Source data:

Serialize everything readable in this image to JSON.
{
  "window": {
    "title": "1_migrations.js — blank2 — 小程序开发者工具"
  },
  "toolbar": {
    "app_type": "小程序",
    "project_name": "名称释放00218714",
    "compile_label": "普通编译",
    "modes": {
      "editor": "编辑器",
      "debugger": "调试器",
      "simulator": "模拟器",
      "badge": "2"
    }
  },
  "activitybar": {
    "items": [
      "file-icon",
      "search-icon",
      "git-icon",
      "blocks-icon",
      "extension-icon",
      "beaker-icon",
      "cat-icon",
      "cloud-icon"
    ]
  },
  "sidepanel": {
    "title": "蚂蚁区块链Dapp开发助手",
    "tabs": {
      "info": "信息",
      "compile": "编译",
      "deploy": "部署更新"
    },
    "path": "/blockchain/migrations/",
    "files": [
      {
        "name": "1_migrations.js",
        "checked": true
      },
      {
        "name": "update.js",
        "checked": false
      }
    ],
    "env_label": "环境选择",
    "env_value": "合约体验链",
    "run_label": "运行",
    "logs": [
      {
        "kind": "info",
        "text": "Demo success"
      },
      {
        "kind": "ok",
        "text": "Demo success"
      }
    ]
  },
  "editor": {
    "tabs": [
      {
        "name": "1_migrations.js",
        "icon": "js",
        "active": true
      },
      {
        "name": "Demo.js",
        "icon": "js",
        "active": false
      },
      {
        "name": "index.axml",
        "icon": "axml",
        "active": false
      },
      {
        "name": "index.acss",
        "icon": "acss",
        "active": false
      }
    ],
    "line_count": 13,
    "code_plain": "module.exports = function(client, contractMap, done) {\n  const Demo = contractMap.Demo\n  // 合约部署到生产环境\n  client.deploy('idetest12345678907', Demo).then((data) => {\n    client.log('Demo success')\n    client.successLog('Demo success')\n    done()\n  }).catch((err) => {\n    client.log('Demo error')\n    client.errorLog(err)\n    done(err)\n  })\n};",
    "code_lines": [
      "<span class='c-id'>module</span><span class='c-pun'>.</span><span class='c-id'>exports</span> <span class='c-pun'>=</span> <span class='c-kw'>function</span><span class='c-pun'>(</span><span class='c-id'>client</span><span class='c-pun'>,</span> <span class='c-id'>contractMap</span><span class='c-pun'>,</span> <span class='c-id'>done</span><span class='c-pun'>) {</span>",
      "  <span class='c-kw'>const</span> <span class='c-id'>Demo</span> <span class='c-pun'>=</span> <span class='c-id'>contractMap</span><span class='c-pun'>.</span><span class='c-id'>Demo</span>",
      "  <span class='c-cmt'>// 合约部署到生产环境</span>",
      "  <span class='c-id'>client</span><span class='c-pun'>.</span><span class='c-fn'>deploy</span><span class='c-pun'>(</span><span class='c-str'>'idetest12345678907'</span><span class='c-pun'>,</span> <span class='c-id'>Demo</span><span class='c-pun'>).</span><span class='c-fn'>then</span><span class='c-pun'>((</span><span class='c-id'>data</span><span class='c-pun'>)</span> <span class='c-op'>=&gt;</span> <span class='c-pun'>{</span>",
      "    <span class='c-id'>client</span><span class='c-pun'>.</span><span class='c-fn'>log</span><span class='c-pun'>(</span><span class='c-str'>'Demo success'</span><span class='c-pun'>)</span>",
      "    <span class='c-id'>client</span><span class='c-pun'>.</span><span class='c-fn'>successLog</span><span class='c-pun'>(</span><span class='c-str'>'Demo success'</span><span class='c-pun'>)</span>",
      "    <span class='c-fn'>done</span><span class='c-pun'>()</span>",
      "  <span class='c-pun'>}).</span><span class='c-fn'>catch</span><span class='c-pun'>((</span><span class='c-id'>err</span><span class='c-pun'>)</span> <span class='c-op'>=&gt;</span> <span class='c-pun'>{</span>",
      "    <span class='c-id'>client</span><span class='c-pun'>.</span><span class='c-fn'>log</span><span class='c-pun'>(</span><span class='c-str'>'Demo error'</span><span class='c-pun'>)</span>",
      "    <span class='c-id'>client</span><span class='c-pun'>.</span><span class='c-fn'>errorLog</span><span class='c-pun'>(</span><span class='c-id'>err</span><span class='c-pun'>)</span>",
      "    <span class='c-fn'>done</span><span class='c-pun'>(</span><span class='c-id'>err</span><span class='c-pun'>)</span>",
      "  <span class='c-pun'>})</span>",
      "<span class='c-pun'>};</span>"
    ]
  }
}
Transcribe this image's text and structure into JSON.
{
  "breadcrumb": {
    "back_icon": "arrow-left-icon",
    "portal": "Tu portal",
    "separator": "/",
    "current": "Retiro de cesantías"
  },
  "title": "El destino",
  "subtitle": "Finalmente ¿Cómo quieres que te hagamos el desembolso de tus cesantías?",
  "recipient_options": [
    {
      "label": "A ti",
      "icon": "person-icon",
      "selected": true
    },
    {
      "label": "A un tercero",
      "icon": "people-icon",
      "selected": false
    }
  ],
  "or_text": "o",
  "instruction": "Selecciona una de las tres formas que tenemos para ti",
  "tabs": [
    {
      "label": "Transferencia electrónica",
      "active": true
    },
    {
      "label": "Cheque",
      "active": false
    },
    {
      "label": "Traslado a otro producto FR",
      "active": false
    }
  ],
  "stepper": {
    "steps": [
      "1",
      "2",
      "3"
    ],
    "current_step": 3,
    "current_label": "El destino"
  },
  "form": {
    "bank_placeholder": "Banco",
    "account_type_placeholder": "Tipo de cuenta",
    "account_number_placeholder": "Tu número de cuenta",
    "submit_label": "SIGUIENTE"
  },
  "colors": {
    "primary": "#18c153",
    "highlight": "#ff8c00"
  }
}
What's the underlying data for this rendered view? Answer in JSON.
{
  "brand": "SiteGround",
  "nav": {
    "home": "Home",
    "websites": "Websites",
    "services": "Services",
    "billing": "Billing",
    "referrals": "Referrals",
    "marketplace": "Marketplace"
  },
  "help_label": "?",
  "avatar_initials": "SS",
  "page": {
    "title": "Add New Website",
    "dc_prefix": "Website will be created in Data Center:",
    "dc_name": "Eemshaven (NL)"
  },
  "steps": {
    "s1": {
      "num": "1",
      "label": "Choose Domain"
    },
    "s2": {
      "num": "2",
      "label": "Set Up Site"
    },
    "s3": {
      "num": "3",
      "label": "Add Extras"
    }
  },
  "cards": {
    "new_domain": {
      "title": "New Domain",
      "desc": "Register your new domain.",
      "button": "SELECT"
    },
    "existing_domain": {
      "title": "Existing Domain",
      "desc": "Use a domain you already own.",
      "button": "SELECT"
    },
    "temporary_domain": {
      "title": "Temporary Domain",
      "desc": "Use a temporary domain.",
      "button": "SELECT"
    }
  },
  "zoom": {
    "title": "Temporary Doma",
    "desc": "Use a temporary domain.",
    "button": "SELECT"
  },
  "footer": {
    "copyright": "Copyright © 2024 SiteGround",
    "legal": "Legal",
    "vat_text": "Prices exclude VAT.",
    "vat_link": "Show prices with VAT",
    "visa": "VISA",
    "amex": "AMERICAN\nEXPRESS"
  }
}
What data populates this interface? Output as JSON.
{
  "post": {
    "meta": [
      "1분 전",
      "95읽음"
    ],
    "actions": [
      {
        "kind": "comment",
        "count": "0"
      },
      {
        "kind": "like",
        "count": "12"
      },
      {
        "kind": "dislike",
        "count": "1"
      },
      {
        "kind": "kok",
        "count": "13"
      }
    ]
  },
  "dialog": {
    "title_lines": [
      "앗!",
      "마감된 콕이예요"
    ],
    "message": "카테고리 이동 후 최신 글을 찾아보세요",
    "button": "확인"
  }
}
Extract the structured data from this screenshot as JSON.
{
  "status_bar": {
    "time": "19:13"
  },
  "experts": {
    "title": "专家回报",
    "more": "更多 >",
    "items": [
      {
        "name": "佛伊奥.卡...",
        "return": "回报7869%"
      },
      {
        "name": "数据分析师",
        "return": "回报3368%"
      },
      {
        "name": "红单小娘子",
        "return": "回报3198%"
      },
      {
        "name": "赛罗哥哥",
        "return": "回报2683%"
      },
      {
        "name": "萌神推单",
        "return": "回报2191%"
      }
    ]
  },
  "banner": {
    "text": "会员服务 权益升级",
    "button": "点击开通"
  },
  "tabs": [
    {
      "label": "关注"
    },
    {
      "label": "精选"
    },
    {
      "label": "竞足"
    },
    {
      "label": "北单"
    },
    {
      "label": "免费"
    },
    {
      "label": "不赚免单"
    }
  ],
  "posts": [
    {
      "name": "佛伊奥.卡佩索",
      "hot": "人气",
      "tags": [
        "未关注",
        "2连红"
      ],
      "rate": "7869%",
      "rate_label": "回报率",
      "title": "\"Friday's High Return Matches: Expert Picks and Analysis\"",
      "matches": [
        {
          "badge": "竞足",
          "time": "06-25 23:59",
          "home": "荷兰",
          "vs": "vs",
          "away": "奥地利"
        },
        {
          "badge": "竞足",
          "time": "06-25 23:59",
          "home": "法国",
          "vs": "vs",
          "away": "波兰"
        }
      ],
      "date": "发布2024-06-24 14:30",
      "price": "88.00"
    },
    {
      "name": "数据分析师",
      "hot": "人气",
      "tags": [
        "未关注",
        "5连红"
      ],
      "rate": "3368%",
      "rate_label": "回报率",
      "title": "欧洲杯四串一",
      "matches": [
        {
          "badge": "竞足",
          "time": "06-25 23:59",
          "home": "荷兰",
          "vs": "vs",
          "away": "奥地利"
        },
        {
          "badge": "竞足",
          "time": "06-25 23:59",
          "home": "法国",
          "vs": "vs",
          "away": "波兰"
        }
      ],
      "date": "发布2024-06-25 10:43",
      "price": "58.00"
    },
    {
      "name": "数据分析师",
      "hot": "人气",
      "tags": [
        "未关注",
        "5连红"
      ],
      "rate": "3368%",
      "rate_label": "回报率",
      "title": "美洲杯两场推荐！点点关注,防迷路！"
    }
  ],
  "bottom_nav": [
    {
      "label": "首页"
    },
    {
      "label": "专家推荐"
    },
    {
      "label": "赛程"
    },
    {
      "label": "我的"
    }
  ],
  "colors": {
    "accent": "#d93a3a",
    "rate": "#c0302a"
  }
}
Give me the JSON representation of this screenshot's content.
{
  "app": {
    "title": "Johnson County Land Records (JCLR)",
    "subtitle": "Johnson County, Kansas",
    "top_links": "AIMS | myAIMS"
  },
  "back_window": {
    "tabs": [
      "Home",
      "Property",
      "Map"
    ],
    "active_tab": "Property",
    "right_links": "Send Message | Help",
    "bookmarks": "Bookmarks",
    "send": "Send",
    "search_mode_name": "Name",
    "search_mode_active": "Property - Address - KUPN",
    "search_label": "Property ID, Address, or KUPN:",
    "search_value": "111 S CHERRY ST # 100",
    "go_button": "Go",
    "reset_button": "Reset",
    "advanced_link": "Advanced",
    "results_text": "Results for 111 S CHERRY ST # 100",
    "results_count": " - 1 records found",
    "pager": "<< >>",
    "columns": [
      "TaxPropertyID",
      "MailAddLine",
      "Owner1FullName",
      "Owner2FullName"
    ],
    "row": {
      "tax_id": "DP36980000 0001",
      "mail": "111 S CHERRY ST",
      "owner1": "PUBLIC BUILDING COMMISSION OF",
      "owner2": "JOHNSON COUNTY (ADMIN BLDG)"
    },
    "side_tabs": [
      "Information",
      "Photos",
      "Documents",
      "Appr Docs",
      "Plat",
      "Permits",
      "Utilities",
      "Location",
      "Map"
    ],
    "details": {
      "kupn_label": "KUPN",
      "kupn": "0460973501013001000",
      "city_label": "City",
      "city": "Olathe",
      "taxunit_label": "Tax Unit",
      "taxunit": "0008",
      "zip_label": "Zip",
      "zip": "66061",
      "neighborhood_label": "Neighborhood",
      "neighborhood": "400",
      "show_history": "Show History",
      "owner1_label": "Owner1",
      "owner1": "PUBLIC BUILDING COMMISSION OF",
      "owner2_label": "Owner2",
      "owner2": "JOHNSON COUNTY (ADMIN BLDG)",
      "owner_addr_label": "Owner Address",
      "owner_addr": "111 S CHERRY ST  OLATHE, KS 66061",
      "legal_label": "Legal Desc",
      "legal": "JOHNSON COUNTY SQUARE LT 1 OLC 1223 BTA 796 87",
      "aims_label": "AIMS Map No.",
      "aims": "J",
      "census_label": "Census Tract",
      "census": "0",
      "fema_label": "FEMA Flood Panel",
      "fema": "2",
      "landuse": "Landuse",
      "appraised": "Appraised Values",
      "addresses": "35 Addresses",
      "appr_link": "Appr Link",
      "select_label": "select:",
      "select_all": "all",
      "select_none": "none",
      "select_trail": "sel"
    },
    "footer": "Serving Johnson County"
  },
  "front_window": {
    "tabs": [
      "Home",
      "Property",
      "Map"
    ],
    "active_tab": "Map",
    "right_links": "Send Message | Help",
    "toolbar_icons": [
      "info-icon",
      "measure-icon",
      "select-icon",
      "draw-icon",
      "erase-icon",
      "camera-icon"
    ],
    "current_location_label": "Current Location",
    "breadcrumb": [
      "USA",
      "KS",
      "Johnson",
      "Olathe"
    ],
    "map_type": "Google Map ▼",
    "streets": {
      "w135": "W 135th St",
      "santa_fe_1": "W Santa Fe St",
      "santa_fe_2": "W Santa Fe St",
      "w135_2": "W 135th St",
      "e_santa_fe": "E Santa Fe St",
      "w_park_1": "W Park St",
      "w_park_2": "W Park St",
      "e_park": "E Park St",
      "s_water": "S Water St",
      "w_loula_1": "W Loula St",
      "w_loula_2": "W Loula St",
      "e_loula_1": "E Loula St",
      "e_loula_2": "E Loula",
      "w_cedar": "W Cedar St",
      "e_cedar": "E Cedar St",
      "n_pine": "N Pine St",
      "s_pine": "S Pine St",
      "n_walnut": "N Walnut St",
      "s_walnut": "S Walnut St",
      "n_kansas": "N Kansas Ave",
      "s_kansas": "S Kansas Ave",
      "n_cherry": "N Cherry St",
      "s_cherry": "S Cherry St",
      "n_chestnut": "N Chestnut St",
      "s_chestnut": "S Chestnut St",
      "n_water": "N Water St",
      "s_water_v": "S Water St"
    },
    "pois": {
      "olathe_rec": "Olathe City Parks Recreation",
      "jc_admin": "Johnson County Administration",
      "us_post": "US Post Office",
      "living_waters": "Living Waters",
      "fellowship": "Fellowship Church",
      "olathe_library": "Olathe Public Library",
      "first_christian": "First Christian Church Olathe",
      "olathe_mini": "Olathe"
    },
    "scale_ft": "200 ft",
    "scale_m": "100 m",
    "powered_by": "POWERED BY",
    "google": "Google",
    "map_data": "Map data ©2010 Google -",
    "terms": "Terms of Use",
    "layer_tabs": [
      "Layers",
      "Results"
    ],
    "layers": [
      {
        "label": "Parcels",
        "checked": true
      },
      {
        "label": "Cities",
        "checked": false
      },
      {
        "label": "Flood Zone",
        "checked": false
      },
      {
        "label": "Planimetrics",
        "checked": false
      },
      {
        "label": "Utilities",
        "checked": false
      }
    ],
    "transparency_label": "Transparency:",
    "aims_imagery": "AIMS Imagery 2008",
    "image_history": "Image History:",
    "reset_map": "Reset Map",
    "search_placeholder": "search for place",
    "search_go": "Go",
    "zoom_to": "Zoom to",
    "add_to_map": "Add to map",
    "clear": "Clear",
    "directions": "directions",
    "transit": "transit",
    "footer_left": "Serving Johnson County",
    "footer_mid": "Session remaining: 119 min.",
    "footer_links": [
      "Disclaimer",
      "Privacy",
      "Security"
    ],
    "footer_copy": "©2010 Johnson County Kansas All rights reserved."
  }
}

Aim of the exercise: Return nothing except the number of lines that include the string "BLDG".

Worked answer: 2